**Work item**
All of the data below is to be output exactly as written.

**Entries provided**
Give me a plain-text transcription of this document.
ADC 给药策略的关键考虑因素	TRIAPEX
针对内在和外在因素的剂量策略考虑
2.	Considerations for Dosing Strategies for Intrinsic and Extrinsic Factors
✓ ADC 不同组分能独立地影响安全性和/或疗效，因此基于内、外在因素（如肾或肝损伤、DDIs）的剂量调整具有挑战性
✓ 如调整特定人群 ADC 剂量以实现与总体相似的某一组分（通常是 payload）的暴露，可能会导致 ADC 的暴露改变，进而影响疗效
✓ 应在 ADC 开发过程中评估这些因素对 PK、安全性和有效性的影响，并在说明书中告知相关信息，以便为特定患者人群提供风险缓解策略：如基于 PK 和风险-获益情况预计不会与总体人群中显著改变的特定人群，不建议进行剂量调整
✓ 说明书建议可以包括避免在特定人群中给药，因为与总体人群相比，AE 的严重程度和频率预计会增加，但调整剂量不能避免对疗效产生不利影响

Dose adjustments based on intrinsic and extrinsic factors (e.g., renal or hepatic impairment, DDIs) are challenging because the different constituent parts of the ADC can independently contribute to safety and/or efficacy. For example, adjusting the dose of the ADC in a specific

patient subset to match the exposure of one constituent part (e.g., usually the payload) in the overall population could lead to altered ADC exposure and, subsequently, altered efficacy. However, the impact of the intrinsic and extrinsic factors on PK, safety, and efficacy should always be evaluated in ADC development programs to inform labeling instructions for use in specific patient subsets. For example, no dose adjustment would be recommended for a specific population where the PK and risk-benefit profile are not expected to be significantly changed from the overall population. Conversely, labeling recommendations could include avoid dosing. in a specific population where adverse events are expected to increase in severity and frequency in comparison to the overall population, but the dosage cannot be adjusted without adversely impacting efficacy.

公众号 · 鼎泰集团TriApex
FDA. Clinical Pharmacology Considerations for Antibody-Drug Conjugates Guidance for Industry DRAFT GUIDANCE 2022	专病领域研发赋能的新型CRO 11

**Task response**
Give me a plain-text transcription of this document.
ADC 给药策略的关键考虑因素	TRIAPEX
针对内在和外在因素的剂量策略考虑
2.	Considerations for Dosing Strategies for Intrinsic and Extrinsic Factors
✓ ADC 不同组分能独立地影响安全性和/或疗效，因此基于内、外在因素（如肾或肝损伤、DDIs）的剂量调整具有挑战性
✓ 如调整特定人群 ADC 剂量以实现与总体相似的某一组分（通常是 payload）的暴露，可能会导致 ADC 的暴露改变，进而影响疗效
✓ 应在 ADC 开发过程中评估这些因素对 PK、安全性和有效性的影响，并在说明书中告知相关信息，以便为特定患者人群提供风险缓解策略：如基于 PK 和风险-获益情况预计不会与总体人群中显著改变的特定人群，不建议进行剂量调整
✓ 说明书建议可以包括避免在特定人群中给药，因为与总体人群相比，AE 的严重程度和频率预计会增加，但调整剂量不能避免对疗效产生不利影响

Dose adjustments based on intrinsic and extrinsic factors (e.g., renal or hepatic impairment, DDIs) are challenging because the different constituent parts of the ADC can independently contribute to safety and/or efficacy. For example, adjusting the dose of the ADC in a specific

patient subset to match the exposure of one constituent part (e.g., usually the payload) in the overall population could lead to altered ADC exposure and, subsequently, altered efficacy. However, the impact of the intrinsic and extrinsic factors on PK, safety, and efficacy should always be evaluated in ADC development programs to inform labeling instructions for use in specific patient subsets. For example, no dose adjustment would be recommended for a specific population where the PK and risk-benefit profile are not expected to be significantly changed from the overall population. Conversely, labeling recommendations could include avoid dosing. in a specific population where adverse events are expected to increase in severity and frequency in comparison to the overall population, but the dosage cannot be adjusted without adversely impacting efficacy.

公众号 · 鼎泰集团TriApex
FDA. Clinical Pharmacology Considerations for Antibody-Drug Conjugates Guidance for Industry DRAFT GUIDANCE 2022	专病领域研发赋能的新型CRO 11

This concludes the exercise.